— Start Data in this exercise —
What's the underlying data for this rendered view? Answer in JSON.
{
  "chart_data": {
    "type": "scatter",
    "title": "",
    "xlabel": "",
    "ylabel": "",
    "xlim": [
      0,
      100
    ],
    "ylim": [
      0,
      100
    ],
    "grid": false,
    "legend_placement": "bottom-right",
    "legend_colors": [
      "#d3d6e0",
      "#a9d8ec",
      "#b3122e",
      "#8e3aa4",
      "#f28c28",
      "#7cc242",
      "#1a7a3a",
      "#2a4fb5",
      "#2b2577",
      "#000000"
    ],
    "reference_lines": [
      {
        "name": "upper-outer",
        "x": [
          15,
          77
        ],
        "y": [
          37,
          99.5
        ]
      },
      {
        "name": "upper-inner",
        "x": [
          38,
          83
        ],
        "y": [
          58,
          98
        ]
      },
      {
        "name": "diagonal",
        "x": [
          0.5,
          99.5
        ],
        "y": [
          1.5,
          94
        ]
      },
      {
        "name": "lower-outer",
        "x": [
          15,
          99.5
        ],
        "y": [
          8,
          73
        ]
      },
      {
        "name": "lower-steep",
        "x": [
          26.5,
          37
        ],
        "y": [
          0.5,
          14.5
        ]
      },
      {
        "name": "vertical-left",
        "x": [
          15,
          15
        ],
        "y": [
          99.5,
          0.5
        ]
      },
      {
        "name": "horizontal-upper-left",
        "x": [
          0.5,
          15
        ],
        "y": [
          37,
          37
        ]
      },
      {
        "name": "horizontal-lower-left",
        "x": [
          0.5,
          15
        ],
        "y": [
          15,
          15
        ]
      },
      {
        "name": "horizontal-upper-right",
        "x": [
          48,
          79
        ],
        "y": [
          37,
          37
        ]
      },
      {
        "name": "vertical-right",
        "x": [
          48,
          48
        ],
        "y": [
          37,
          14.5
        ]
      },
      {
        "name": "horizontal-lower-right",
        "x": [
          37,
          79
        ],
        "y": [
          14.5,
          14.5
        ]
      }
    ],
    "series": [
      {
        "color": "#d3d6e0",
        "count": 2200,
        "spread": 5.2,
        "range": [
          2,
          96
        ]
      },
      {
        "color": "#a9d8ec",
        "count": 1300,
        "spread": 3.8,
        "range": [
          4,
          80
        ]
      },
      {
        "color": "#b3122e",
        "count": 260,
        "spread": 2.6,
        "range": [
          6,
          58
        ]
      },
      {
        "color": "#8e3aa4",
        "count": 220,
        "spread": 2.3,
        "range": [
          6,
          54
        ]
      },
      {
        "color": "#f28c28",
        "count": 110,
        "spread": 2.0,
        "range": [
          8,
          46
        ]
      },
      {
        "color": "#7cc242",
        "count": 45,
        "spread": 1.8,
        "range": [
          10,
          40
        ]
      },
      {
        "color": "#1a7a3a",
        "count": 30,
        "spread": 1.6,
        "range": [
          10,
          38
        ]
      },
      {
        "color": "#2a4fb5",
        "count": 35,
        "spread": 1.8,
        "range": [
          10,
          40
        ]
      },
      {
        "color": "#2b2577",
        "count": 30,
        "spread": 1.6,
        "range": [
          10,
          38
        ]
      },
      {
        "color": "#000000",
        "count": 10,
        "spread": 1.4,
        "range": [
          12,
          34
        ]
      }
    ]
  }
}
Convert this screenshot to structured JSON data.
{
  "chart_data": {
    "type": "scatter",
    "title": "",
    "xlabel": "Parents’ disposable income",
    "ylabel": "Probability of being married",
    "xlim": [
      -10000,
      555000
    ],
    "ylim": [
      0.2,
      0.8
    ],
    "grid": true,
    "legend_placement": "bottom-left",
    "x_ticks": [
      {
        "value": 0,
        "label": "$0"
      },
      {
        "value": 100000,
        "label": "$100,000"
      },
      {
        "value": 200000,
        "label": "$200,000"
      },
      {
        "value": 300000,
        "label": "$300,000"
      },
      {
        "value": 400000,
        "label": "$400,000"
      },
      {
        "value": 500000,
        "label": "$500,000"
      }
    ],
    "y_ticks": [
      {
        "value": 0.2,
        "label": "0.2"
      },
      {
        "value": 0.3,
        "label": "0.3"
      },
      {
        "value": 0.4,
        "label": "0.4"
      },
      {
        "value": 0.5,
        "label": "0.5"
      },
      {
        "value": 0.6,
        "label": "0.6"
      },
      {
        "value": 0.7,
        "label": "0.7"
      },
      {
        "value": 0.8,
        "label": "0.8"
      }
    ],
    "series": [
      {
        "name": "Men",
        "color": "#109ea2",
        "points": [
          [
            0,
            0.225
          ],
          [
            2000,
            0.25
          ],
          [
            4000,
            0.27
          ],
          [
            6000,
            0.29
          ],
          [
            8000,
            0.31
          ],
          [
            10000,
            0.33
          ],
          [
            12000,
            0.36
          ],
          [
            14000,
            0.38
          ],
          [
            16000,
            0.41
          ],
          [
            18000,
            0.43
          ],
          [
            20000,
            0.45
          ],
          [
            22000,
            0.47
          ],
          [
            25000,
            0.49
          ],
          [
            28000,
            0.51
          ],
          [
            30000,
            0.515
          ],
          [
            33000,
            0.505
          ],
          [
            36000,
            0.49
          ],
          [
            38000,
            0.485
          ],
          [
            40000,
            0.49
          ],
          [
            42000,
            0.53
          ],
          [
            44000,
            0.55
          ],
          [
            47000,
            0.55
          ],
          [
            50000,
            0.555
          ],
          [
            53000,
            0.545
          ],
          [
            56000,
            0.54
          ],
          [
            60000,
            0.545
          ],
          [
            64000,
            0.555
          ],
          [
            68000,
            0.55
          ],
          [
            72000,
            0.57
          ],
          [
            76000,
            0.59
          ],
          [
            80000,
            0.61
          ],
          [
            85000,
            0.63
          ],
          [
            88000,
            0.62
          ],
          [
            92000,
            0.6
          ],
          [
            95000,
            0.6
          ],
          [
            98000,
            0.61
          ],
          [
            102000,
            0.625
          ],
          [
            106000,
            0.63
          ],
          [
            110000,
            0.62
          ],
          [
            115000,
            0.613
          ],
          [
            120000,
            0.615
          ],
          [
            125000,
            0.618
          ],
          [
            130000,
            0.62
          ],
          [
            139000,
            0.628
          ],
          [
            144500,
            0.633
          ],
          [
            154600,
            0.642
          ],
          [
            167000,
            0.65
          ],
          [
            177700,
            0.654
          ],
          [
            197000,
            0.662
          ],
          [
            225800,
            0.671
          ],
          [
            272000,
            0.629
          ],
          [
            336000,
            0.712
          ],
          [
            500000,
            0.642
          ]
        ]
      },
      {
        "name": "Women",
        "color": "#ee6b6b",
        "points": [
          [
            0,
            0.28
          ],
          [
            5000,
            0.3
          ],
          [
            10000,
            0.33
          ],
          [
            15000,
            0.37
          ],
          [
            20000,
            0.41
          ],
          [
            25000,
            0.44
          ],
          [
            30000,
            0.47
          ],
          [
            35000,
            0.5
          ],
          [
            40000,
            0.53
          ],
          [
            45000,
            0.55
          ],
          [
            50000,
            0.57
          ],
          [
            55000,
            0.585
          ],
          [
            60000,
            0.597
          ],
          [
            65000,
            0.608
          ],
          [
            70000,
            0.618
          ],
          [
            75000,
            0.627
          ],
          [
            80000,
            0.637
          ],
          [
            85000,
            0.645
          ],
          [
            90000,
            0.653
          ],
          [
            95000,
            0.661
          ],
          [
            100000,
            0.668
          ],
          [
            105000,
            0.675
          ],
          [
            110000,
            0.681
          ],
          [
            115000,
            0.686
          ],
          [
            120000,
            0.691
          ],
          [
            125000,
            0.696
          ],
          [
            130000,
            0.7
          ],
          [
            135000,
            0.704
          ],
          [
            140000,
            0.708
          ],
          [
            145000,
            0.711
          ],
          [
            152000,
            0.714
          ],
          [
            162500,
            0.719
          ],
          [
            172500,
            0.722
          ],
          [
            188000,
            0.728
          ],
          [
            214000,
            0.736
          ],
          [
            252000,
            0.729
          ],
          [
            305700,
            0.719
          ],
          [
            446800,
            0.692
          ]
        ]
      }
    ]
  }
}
— End Data in this exercise —
- _What you have to do_
For the listing above, identify each line bearing "ylabel".

- _Exercise answer_
    "ylabel": "",
    "ylabel": "Probability of being married",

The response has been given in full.